▶ [Written task] Using the records below, give the number of lines where the word "Custom" appears, with no further output.

Records
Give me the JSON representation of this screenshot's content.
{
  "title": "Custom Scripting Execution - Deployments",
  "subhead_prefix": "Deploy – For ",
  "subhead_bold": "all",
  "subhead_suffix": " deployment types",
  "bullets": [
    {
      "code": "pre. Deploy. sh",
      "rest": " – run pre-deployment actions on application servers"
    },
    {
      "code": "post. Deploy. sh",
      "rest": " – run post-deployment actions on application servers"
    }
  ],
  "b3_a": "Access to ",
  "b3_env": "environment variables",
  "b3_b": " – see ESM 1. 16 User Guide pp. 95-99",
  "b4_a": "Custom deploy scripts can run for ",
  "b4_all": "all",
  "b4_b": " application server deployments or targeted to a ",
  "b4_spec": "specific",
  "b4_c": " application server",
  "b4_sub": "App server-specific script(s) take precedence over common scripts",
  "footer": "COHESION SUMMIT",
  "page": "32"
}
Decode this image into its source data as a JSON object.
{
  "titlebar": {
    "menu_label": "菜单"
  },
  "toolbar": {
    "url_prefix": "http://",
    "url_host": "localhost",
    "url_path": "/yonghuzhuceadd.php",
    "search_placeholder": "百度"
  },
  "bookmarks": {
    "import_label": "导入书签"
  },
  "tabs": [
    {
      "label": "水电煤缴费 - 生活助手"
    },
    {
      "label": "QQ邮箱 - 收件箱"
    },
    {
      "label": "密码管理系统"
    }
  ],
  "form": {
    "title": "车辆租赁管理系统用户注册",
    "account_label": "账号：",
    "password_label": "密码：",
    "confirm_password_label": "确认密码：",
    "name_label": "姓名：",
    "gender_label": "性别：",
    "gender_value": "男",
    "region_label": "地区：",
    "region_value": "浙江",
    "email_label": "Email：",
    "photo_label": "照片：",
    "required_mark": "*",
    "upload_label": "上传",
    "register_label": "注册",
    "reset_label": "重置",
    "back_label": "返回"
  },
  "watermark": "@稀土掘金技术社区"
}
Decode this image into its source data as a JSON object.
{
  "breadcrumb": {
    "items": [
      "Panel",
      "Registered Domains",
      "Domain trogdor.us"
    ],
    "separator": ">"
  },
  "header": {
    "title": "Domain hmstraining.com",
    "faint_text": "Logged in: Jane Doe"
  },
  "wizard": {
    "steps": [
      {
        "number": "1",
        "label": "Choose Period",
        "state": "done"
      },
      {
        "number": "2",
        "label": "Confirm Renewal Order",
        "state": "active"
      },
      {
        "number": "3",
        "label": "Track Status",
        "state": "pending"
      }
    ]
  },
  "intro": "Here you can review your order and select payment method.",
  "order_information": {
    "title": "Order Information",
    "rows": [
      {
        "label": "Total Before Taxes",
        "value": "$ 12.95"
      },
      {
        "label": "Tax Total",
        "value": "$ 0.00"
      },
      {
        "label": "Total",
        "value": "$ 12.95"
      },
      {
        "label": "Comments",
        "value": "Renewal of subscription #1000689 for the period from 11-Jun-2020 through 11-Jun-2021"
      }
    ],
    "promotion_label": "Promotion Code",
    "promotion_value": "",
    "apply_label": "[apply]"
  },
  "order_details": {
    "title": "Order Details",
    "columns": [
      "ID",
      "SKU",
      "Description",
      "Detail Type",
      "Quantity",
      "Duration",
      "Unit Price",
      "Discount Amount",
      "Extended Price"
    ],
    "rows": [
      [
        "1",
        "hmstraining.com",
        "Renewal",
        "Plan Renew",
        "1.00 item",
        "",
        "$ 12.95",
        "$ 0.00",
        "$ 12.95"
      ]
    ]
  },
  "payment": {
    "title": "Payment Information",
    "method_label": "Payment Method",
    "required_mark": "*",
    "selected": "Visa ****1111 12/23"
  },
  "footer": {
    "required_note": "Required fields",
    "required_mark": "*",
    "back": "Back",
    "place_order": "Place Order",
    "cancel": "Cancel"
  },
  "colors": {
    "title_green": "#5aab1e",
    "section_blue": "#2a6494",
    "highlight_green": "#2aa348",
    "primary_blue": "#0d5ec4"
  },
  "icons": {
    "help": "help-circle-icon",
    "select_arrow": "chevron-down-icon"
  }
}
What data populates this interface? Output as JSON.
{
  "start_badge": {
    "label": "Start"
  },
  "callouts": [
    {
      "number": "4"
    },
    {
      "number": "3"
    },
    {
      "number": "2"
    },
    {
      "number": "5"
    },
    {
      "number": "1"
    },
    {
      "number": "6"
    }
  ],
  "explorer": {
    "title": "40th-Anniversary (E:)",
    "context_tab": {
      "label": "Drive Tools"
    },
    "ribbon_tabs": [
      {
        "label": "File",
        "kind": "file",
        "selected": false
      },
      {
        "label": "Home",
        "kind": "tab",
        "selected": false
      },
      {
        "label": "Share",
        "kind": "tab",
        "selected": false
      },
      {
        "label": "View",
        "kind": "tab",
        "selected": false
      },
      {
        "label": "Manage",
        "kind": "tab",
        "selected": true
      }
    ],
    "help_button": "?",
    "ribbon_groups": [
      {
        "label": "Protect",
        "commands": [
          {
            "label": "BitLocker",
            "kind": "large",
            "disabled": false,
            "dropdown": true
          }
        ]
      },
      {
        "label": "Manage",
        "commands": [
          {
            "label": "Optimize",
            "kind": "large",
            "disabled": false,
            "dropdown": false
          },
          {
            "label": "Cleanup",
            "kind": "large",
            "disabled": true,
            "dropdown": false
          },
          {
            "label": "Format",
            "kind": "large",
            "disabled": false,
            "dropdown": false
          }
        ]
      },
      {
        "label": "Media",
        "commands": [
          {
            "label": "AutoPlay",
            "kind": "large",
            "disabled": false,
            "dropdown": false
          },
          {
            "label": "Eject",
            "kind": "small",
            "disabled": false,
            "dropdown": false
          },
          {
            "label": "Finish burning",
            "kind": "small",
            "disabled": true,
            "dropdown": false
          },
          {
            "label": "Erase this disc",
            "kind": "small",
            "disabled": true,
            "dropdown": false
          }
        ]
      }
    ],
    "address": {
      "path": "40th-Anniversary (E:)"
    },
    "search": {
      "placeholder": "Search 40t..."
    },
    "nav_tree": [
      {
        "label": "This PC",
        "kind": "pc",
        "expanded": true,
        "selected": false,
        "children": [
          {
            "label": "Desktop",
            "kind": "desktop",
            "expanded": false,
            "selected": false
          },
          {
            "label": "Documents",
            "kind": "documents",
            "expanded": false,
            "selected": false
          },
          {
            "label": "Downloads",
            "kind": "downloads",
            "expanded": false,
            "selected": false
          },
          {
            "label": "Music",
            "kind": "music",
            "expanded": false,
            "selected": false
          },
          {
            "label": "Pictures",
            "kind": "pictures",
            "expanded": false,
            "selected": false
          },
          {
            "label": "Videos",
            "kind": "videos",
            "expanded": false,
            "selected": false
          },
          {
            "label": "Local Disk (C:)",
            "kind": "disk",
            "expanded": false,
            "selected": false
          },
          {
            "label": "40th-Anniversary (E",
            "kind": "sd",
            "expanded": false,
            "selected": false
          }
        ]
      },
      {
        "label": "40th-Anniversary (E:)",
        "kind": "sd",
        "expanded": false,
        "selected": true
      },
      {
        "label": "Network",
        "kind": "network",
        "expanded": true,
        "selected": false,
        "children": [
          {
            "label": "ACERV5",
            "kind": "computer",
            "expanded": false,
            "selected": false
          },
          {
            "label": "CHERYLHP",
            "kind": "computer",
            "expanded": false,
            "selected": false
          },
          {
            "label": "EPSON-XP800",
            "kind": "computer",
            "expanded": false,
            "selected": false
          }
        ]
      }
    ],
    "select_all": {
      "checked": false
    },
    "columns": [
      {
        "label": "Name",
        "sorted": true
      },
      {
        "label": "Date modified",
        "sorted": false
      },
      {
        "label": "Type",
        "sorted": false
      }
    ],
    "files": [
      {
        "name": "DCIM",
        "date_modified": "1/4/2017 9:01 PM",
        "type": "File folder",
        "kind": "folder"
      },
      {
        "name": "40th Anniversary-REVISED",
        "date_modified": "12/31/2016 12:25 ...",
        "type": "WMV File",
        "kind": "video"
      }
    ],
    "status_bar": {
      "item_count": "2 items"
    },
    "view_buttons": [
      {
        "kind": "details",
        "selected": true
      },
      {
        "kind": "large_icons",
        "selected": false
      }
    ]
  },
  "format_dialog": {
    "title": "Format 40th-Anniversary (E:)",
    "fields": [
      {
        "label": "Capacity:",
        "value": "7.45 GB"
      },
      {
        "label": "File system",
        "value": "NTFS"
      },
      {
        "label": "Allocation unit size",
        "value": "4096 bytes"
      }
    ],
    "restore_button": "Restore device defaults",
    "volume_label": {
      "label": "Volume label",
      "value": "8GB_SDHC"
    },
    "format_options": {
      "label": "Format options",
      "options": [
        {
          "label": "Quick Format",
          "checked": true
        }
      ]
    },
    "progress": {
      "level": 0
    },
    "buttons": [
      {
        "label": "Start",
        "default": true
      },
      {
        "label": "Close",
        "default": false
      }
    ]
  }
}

▶ [Result] 2